### INSTRUCTION
Check every line of the material below for "Bernardino". Give the number of lines that have it, and only that.

### LISTING
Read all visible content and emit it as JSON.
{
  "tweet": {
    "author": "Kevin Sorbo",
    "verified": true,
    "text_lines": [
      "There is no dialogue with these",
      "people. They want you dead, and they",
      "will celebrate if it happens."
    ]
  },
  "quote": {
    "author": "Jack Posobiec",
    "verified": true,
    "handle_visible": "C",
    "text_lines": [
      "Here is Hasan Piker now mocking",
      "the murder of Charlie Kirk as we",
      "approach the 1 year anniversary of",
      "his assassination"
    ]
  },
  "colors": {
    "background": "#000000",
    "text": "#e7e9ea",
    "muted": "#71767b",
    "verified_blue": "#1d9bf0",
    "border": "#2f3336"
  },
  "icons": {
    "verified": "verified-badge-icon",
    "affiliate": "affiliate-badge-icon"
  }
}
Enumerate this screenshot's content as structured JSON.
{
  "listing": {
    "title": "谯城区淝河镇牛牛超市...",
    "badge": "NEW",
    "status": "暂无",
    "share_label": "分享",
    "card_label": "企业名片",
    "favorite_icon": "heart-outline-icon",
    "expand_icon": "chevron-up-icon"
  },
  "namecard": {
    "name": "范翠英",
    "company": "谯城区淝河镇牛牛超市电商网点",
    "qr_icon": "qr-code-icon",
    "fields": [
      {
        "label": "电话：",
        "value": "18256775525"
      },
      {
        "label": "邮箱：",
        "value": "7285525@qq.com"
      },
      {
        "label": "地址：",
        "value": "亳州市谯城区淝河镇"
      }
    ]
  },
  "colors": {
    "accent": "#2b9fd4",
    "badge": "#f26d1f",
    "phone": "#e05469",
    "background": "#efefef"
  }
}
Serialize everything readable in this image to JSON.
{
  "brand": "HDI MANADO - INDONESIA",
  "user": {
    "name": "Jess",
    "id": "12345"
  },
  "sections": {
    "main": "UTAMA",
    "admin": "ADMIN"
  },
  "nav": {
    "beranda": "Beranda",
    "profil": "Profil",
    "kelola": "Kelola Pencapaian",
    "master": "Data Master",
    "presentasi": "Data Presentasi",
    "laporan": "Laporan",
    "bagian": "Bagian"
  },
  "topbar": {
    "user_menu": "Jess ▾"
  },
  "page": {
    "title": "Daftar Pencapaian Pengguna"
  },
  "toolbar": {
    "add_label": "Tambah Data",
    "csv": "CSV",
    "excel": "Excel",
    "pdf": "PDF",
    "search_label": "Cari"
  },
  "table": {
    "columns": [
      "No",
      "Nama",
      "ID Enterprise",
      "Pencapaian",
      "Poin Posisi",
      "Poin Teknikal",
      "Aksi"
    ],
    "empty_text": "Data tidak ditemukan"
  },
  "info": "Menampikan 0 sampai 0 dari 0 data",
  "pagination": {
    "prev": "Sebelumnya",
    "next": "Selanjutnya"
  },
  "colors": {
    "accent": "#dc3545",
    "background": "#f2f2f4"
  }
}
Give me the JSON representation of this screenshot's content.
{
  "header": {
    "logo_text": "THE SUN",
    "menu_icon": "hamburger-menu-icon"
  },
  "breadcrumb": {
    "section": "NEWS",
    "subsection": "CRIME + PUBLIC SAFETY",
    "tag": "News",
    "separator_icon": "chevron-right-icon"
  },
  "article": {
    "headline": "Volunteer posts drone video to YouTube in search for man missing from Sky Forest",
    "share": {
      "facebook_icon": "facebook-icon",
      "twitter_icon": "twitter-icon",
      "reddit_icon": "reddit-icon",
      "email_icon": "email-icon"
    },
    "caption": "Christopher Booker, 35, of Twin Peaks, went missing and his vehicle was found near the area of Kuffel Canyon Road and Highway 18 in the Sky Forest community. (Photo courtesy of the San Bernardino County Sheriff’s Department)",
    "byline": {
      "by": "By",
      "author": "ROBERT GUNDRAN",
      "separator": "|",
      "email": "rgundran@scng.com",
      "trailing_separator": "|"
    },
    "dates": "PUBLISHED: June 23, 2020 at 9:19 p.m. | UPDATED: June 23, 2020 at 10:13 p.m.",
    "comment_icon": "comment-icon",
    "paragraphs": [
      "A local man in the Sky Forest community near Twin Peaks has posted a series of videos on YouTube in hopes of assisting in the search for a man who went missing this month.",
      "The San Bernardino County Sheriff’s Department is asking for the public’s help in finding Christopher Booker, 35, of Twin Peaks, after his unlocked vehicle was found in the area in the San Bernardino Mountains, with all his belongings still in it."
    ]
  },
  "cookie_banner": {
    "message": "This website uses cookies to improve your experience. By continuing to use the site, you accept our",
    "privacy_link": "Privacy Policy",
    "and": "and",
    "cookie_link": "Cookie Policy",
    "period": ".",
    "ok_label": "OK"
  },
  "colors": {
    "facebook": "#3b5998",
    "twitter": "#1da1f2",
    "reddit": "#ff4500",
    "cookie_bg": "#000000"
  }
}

### ANSWER TO THE PROBLEM
2